*Your task*
Repeat every record below exactly, omitting any pictures.

(begin)

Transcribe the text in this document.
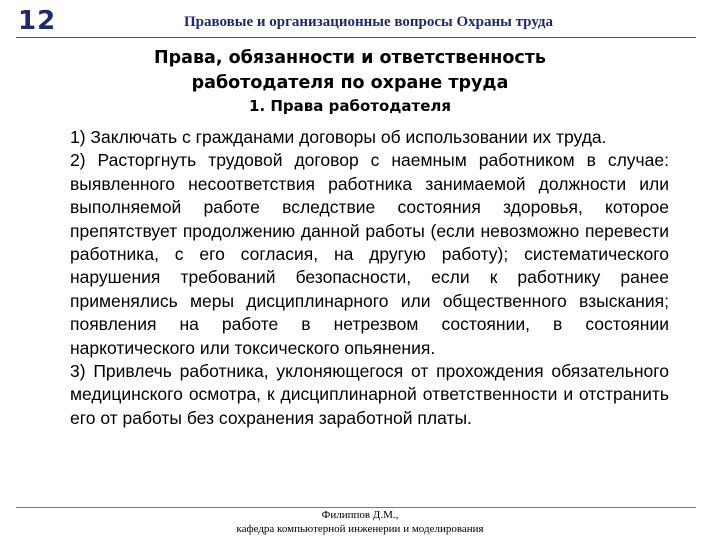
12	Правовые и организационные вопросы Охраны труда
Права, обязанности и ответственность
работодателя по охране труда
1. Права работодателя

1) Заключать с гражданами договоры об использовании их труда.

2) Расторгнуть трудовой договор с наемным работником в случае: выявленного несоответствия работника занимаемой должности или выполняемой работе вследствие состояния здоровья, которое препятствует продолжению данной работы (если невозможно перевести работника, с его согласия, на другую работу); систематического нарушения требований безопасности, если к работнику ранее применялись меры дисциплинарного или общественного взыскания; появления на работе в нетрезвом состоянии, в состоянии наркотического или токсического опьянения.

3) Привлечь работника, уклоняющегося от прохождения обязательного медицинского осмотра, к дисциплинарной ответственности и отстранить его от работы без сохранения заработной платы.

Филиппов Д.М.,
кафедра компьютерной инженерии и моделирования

(end)

*Response to the task*
Transcribe the text in this document.
12	Правовые и организационные вопросы Охраны труда
Права, обязанности и ответственность
работодателя по охране труда
1. Права работодателя

1) Заключать с гражданами договоры об использовании их труда.

2) Расторгнуть трудовой договор с наемным работником в случае: выявленного несоответствия работника занимаемой должности или выполняемой работе вследствие состояния здоровья, которое препятствует продолжению данной работы (если невозможно перевести работника, с его согласия, на другую работу); систематического нарушения требований безопасности, если к работнику ранее применялись меры дисциплинарного или общественного взыскания; появления на работе в нетрезвом состоянии, в состоянии наркотического или токсического опьянения.

3) Привлечь работника, уклоняющегося от прохождения обязательного медицинского осмотра, к дисциплинарной ответственности и отстранить его от работы без сохранения заработной платы.

Филиппов Д.М.,
кафедра компьютерной инженерии и моделирования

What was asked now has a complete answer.